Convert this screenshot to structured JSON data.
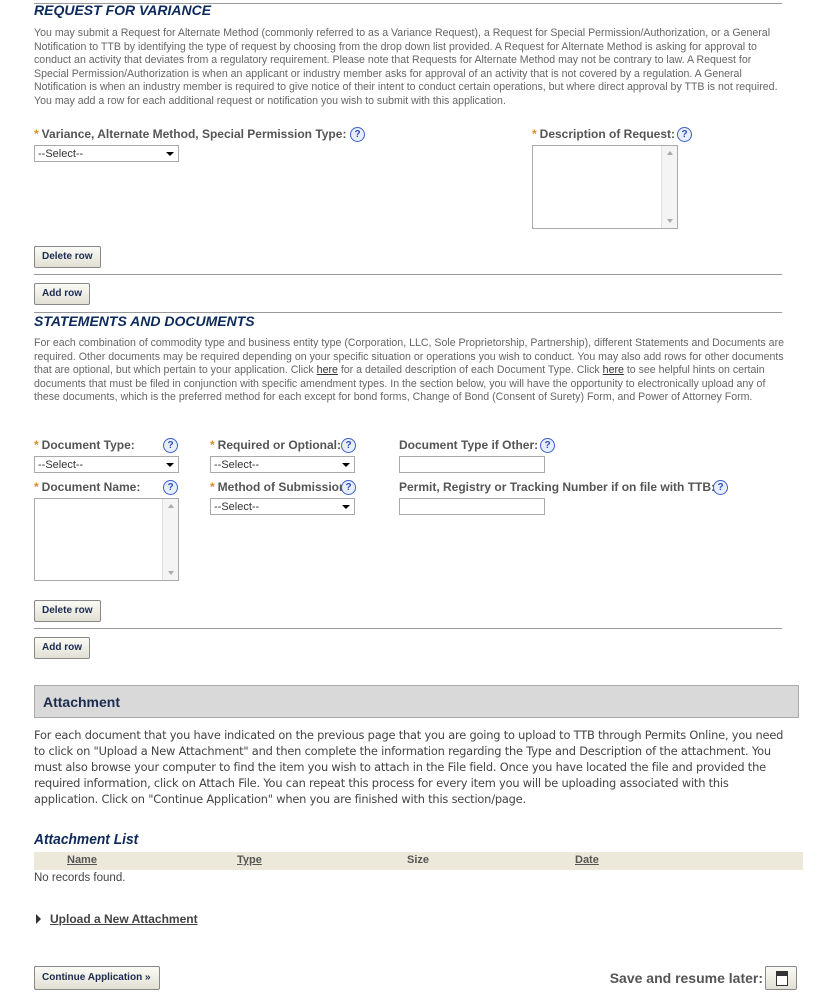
{
  "variance": {
    "title": "REQUEST FOR VARIANCE",
    "description": "You may submit a Request for Alternate Method (commonly referred to as a Variance Request), a Request for Special Permission/Authorization, or a General Notification to TTB by identifying the type of request by choosing from the drop down list provided. A Request for Alternate Method is asking for approval to conduct an activity that deviates from a regulatory requirement. Please note that Requests for Alternate Method may not be contrary to law. A Request for Special Permission/Authorization is when an applicant or industry member asks for approval of an activity that is not covered by a regulation. A General Notification is when an industry member is required to give notice of their intent to conduct certain operations, but where direct approval by TTB is not required. You may add a row for each additional request or notification you wish to submit with this application.",
    "type_label": "Variance, Alternate Method, Special Permission Type:",
    "type_value": "--Select--",
    "desc_label": "Description of Request:",
    "delete_row": "Delete row",
    "add_row": "Add row"
  },
  "statements": {
    "title": "STATEMENTS AND DOCUMENTS",
    "desc_1": "For each combination of commodity type and business entity type (Corporation, LLC, Sole Proprietorship, Partnership), different Statements and Documents are required. Other documents may be required depending on your specific situation or operations you wish to conduct. You may also add rows for other documents that are optional, but which pertain to your application. Click ",
    "link_1": "here",
    "desc_2": " for a detailed description of each Document Type. Click ",
    "link_2": "here",
    "desc_3": " to see helpful hints on certain documents that must be filed in conjunction with specific amendment types. In the section below, you will have the opportunity to electronically upload any of these documents, which is the preferred method for each except for bond forms, Change of Bond (Consent of Surety) Form, and Power of Attorney Form.",
    "doc_type_label": "Document Type:",
    "doc_type_value": "--Select--",
    "req_opt_label": "Required or Optional:",
    "req_opt_value": "--Select--",
    "doc_other_label": "Document Type if Other:",
    "doc_name_label": "Document Name:",
    "method_label": "Method of Submission:",
    "method_value": "--Select--",
    "permit_label": "Permit, Registry or Tracking Number if on file with TTB:",
    "delete_row": "Delete row",
    "add_row": "Add row"
  },
  "attachment": {
    "header": "Attachment",
    "description": "For each document that you have indicated on the previous page that you are going to upload to TTB through Permits Online, you need to click on \"Upload a New Attachment\" and then complete the information regarding the Type and Description of the attachment.  You must also browse your computer to find the item you wish to attach in the File field.  Once you have located the file and provided the required information, click on Attach File.  You can repeat this process for every item you will be uploading associated with this application.  Click on \"Continue Application\" when you are finished with this section/page.",
    "list_title": "Attachment List",
    "columns": [
      "Name",
      "Type",
      "Size",
      "Date"
    ],
    "empty": "No records found.",
    "upload_link": "Upload a New Attachment"
  },
  "footer": {
    "continue": "Continue Application »",
    "save_label": "Save and resume later:"
  },
  "help_glyph": "?"
}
=======
**Exercise instructions:** Copy all the lines of data exactly as they appear, dropping any images.

**Final answer:**
Convert this screenshot to structured JSON data.
{
  "variance": {
    "title": "REQUEST FOR VARIANCE",
    "description": "You may submit a Request for Alternate Method (commonly referred to as a Variance Request), a Request for Special Permission/Authorization, or a General Notification to TTB by identifying the type of request by choosing from the drop down list provided. A Request for Alternate Method is asking for approval to conduct an activity that deviates from a regulatory requirement. Please note that Requests for Alternate Method may not be contrary to law. A Request for Special Permission/Authorization is when an applicant or industry member asks for approval of an activity that is not covered by a regulation. A General Notification is when an industry member is required to give notice of their intent to conduct certain operations, but where direct approval by TTB is not required. You may add a row for each additional request or notification you wish to submit with this application.",
    "type_label": "Variance, Alternate Method, Special Permission Type:",
    "type_value": "--Select--",
    "desc_label": "Description of Request:",
    "delete_row": "Delete row",
    "add_row": "Add row"
  },
  "statements": {
    "title": "STATEMENTS AND DOCUMENTS",
    "desc_1": "For each combination of commodity type and business entity type (Corporation, LLC, Sole Proprietorship, Partnership), different Statements and Documents are required. Other documents may be required depending on your specific situation or operations you wish to conduct. You may also add rows for other documents that are optional, but which pertain to your application. Click ",
    "link_1": "here",
    "desc_2": " for a detailed description of each Document Type. Click ",
    "link_2": "here",
    "desc_3": " to see helpful hints on certain documents that must be filed in conjunction with specific amendment types. In the section below, you will have the opportunity to electronically upload any of these documents, which is the preferred method for each except for bond forms, Change of Bond (Consent of Surety) Form, and Power of Attorney Form.",
    "doc_type_label": "Document Type:",
    "doc_type_value": "--Select--",
    "req_opt_label": "Required or Optional:",
    "req_opt_value": "--Select--",
    "doc_other_label": "Document Type if Other:",
    "doc_name_label": "Document Name:",
    "method_label": "Method of Submission:",
    "method_value": "--Select--",
    "permit_label": "Permit, Registry or Tracking Number if on file with TTB:",
    "delete_row": "Delete row",
    "add_row": "Add row"
  },
  "attachment": {
    "header": "Attachment",
    "description": "For each document that you have indicated on the previous page that you are going to upload to TTB through Permits Online, you need to click on \"Upload a New Attachment\" and then complete the information regarding the Type and Description of the attachment.  You must also browse your computer to find the item you wish to attach in the File field.  Once you have located the file and provided the required information, click on Attach File.  You can repeat this process for every item you will be uploading associated with this application.  Click on \"Continue Application\" when you are finished with this section/page.",
    "list_title": "Attachment List",
    "columns": [
      "Name",
      "Type",
      "Size",
      "Date"
    ],
    "empty": "No records found.",
    "upload_link": "Upload a New Attachment"
  },
  "footer": {
    "continue": "Continue Application »",
    "save_label": "Save and resume later:"
  },
  "help_glyph": "?"
}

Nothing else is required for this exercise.